▶ [Exercise prompt]: List, from the lines below, each one with "École" in it.

(Stored entries)
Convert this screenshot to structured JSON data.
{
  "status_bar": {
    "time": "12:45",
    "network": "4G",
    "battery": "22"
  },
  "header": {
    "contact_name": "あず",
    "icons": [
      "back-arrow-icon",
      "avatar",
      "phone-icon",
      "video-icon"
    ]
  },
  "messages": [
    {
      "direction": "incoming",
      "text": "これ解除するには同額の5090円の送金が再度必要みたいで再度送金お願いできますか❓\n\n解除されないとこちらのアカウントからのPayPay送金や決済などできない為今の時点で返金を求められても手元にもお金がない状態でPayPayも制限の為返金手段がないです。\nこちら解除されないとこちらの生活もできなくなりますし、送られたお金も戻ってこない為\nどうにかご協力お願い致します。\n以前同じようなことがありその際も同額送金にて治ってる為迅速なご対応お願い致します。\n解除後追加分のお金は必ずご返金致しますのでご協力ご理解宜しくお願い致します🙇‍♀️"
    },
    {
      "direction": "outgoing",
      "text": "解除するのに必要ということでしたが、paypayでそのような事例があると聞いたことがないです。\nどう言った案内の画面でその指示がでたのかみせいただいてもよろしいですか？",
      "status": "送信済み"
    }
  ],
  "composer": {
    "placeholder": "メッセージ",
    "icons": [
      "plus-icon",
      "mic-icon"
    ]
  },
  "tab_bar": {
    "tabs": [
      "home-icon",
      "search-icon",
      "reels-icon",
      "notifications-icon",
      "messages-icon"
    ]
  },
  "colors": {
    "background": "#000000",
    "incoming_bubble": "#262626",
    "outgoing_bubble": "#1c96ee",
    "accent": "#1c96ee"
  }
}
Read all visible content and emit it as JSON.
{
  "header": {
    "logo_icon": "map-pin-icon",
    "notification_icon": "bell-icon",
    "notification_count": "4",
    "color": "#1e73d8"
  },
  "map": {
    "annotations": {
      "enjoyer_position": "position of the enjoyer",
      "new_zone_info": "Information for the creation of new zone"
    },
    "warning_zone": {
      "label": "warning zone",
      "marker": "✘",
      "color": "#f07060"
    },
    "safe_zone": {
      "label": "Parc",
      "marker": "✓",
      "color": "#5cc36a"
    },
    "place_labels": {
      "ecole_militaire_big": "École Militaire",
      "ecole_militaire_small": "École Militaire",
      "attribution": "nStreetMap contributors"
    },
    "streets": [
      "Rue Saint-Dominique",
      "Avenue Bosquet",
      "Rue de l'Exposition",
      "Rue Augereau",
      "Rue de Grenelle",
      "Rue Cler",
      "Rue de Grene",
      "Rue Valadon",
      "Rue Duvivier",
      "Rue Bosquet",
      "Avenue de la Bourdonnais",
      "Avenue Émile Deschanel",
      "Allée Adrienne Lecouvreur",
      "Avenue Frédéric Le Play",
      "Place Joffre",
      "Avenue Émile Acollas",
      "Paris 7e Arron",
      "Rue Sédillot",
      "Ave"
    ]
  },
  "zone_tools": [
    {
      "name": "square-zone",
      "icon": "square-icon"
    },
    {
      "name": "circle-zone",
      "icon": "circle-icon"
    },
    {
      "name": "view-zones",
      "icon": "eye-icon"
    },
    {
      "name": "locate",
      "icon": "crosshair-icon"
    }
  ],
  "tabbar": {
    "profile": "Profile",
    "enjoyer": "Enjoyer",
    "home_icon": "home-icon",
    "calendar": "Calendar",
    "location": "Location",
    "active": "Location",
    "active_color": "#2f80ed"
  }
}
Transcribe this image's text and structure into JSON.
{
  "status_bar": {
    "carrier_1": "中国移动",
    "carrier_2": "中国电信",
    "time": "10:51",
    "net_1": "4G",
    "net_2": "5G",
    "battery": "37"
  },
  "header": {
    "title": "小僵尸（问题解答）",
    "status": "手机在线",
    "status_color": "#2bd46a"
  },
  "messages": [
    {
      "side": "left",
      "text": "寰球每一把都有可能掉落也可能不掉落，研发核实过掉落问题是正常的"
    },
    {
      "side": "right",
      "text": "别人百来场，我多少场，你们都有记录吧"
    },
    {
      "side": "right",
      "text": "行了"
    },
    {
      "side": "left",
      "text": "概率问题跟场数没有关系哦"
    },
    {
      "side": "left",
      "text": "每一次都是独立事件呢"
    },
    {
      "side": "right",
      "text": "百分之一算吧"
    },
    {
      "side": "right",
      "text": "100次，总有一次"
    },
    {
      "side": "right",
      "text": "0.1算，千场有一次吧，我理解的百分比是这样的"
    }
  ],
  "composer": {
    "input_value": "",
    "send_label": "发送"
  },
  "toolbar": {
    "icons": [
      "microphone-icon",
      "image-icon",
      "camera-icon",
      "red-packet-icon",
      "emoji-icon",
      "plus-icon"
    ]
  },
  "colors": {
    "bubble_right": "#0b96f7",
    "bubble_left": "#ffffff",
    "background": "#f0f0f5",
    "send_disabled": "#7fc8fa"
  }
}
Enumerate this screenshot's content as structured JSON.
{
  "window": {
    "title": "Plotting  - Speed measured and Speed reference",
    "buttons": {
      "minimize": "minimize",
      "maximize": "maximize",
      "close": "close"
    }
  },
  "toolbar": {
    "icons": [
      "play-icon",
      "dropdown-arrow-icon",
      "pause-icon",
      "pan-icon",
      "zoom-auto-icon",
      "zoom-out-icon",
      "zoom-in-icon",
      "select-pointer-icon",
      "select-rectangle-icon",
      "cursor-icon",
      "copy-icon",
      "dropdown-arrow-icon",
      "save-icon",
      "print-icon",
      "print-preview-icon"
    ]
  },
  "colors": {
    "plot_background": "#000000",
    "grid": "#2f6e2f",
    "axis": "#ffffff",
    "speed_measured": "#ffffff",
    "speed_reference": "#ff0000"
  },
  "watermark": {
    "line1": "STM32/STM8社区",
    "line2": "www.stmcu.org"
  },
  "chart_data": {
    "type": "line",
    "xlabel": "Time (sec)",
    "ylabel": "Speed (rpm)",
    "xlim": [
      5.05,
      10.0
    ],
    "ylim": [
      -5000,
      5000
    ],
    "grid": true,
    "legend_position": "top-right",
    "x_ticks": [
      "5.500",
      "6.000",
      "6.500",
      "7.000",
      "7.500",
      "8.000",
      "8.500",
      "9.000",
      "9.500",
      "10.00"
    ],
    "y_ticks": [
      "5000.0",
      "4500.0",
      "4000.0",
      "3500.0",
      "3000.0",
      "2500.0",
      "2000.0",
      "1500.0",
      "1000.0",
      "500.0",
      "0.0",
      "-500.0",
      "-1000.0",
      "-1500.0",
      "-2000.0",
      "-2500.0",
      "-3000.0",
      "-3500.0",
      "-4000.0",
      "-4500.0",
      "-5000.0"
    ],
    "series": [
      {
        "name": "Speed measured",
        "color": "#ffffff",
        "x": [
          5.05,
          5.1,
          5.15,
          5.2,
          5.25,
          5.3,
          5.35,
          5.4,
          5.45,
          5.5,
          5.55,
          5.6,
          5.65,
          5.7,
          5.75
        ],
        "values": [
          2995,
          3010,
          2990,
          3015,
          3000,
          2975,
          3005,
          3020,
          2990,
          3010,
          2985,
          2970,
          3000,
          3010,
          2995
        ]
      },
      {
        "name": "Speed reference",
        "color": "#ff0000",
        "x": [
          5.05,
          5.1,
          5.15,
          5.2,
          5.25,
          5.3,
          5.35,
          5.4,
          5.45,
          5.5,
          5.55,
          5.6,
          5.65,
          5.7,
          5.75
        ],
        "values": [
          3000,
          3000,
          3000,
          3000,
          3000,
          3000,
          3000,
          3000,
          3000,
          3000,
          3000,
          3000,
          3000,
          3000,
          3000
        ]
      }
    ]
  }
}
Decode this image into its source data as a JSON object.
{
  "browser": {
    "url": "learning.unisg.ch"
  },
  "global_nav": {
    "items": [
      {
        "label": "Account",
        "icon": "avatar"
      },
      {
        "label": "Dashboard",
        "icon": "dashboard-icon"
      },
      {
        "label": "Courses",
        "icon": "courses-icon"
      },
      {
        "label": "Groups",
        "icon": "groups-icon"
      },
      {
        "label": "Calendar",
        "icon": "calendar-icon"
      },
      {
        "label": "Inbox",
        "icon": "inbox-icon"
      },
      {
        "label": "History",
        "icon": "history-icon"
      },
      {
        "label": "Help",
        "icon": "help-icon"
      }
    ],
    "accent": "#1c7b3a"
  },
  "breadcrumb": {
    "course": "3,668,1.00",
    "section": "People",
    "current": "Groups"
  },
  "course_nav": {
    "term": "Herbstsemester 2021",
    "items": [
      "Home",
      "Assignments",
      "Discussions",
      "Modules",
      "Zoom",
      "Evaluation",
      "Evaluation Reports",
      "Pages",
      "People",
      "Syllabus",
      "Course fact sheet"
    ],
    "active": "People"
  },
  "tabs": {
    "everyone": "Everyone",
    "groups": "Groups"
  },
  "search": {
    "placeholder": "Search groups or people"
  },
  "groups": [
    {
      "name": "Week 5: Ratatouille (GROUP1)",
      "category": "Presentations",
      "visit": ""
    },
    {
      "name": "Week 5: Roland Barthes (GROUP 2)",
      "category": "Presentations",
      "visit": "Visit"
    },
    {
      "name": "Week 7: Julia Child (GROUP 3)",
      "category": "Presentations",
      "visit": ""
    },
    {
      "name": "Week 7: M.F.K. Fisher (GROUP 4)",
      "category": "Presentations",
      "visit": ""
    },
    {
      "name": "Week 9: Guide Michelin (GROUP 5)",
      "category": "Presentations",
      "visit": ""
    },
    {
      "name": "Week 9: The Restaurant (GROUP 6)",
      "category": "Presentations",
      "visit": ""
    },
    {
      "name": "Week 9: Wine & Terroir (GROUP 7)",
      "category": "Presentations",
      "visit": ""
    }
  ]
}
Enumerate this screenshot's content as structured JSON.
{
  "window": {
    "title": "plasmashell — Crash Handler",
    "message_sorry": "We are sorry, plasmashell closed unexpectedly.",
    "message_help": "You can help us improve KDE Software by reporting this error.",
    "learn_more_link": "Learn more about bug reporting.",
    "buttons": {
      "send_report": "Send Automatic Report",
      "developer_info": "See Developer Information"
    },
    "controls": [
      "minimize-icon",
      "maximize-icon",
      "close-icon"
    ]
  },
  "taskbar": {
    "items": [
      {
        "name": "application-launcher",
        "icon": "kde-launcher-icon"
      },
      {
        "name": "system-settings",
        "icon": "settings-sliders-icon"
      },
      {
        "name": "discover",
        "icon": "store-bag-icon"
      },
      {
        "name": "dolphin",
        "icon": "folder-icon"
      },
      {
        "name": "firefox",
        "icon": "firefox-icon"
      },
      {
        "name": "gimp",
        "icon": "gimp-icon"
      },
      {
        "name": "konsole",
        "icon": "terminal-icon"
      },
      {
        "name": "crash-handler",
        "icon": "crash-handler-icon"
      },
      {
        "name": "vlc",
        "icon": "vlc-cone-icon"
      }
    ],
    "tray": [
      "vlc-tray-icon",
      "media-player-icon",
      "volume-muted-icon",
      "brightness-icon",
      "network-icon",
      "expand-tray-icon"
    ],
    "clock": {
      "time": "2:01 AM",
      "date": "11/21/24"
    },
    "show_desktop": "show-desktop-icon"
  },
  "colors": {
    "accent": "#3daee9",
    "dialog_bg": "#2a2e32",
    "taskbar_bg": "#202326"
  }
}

▶ [Completed exercise]:
      "ecole_militaire_big": "École Militaire",
      "ecole_militaire_small": "École Militaire",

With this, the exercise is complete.